Excerpts from a figure dataset
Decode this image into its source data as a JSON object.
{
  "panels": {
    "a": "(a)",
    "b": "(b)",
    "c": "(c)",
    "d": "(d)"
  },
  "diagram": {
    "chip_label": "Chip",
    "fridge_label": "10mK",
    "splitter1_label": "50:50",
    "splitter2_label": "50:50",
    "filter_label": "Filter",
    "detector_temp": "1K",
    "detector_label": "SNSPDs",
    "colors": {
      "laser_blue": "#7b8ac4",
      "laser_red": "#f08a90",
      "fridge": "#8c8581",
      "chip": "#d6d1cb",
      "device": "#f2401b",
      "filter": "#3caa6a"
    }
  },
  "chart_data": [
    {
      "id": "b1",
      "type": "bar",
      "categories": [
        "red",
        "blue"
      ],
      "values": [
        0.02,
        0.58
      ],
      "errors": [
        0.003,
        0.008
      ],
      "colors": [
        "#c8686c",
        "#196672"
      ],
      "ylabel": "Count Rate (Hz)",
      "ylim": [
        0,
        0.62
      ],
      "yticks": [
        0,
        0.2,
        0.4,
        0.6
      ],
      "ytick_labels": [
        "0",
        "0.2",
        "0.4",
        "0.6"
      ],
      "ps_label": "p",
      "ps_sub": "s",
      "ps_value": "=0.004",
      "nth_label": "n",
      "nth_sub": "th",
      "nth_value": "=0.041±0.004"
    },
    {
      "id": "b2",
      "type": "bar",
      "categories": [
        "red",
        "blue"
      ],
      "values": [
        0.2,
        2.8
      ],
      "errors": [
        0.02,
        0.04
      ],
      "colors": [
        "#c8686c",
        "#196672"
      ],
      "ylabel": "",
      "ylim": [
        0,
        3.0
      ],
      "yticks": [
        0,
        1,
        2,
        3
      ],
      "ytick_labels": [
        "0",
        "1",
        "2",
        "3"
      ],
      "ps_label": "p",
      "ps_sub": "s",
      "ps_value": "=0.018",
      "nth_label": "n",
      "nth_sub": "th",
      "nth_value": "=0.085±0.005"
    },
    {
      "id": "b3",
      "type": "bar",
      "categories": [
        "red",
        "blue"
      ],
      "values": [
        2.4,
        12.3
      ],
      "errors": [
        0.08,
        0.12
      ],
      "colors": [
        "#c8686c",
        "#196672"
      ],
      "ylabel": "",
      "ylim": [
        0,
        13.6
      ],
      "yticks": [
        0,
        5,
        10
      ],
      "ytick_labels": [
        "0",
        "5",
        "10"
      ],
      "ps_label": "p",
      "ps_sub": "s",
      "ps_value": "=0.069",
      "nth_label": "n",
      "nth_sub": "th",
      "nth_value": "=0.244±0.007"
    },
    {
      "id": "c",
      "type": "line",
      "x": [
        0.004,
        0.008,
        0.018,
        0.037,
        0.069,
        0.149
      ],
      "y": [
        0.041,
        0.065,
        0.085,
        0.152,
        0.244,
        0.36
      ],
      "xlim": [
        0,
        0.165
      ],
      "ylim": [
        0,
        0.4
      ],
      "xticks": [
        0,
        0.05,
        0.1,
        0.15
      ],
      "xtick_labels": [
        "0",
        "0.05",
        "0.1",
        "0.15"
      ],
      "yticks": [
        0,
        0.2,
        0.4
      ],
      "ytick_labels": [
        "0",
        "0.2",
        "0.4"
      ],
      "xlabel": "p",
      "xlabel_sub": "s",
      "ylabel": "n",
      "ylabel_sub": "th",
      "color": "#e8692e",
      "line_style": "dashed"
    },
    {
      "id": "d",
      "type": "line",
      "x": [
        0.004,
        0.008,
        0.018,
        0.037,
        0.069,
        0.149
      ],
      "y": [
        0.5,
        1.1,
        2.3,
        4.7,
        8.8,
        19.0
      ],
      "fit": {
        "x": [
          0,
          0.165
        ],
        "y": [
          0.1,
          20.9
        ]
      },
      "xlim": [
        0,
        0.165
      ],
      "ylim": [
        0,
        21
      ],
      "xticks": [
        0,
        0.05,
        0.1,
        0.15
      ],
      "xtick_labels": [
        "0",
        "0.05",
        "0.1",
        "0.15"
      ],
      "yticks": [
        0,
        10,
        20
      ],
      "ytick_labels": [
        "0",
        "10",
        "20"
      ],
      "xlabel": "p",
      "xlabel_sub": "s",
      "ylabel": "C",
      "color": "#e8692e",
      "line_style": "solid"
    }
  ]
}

AIM:
Would you copy out each line exactly as written?

ANSWER TO THIS TASK:
Decode this image into its source data as a JSON object.
{
  "panels": {
    "a": "(a)",
    "b": "(b)",
    "c": "(c)",
    "d": "(d)"
  },
  "diagram": {
    "chip_label": "Chip",
    "fridge_label": "10mK",
    "splitter1_label": "50:50",
    "splitter2_label": "50:50",
    "filter_label": "Filter",
    "detector_temp": "1K",
    "detector_label": "SNSPDs",
    "colors": {
      "laser_blue": "#7b8ac4",
      "laser_red": "#f08a90",
      "fridge": "#8c8581",
      "chip": "#d6d1cb",
      "device": "#f2401b",
      "filter": "#3caa6a"
    }
  },
  "chart_data": [
    {
      "id": "b1",
      "type": "bar",
      "categories": [
        "red",
        "blue"
      ],
      "values": [
        0.02,
        0.58
      ],
      "errors": [
        0.003,
        0.008
      ],
      "colors": [
        "#c8686c",
        "#196672"
      ],
      "ylabel": "Count Rate (Hz)",
      "ylim": [
        0,
        0.62
      ],
      "yticks": [
        0,
        0.2,
        0.4,
        0.6
      ],
      "ytick_labels": [
        "0",
        "0.2",
        "0.4",
        "0.6"
      ],
      "ps_label": "p",
      "ps_sub": "s",
      "ps_value": "=0.004",
      "nth_label": "n",
      "nth_sub": "th",
      "nth_value": "=0.041±0.004"
    },
    {
      "id": "b2",
      "type": "bar",
      "categories": [
        "red",
        "blue"
      ],
      "values": [
        0.2,
        2.8
      ],
      "errors": [
        0.02,
        0.04
      ],
      "colors": [
        "#c8686c",
        "#196672"
      ],
      "ylabel": "",
      "ylim": [
        0,
        3.0
      ],
      "yticks": [
        0,
        1,
        2,
        3
      ],
      "ytick_labels": [
        "0",
        "1",
        "2",
        "3"
      ],
      "ps_label": "p",
      "ps_sub": "s",
      "ps_value": "=0.018",
      "nth_label": "n",
      "nth_sub": "th",
      "nth_value": "=0.085±0.005"
    },
    {
      "id": "b3",
      "type": "bar",
      "categories": [
        "red",
        "blue"
      ],
      "values": [
        2.4,
        12.3
      ],
      "errors": [
        0.08,
        0.12
      ],
      "colors": [
        "#c8686c",
        "#196672"
      ],
      "ylabel": "",
      "ylim": [
        0,
        13.6
      ],
      "yticks": [
        0,
        5,
        10
      ],
      "ytick_labels": [
        "0",
        "5",
        "10"
      ],
      "ps_label": "p",
      "ps_sub": "s",
      "ps_value": "=0.069",
      "nth_label": "n",
      "nth_sub": "th",
      "nth_value": "=0.244±0.007"
    },
    {
      "id": "c",
      "type": "line",
      "x": [
        0.004,
        0.008,
        0.018,
        0.037,
        0.069,
        0.149
      ],
      "y": [
        0.041,
        0.065,
        0.085,
        0.152,
        0.244,
        0.36
      ],
      "xlim": [
        0,
        0.165
      ],
      "ylim": [
        0,
        0.4
      ],
      "xticks": [
        0,
        0.05,
        0.1,
        0.15
      ],
      "xtick_labels": [
        "0",
        "0.05",
        "0.1",
        "0.15"
      ],
      "yticks": [
        0,
        0.2,
        0.4
      ],
      "ytick_labels": [
        "0",
        "0.2",
        "0.4"
      ],
      "xlabel": "p",
      "xlabel_sub": "s",
      "ylabel": "n",
      "ylabel_sub": "th",
      "color": "#e8692e",
      "line_style": "dashed"
    },
    {
      "id": "d",
      "type": "line",
      "x": [
        0.004,
        0.008,
        0.018,
        0.037,
        0.069,
        0.149
      ],
      "y": [
        0.5,
        1.1,
        2.3,
        4.7,
        8.8,
        19.0
      ],
      "fit": {
        "x": [
          0,
          0.165
        ],
        "y": [
          0.1,
          20.9
        ]
      },
      "xlim": [
        0,
        0.165
      ],
      "ylim": [
        0,
        21
      ],
      "xticks": [
        0,
        0.05,
        0.1,
        0.15
      ],
      "xtick_labels": [
        "0",
        "0.05",
        "0.1",
        "0.15"
      ],
      "yticks": [
        0,
        10,
        20
      ],
      "ytick_labels": [
        "0",
        "10",
        "20"
      ],
      "xlabel": "p",
      "xlabel_sub": "s",
      "ylabel": "C",
      "color": "#e8692e",
      "line_style": "solid"
    }
  ]
}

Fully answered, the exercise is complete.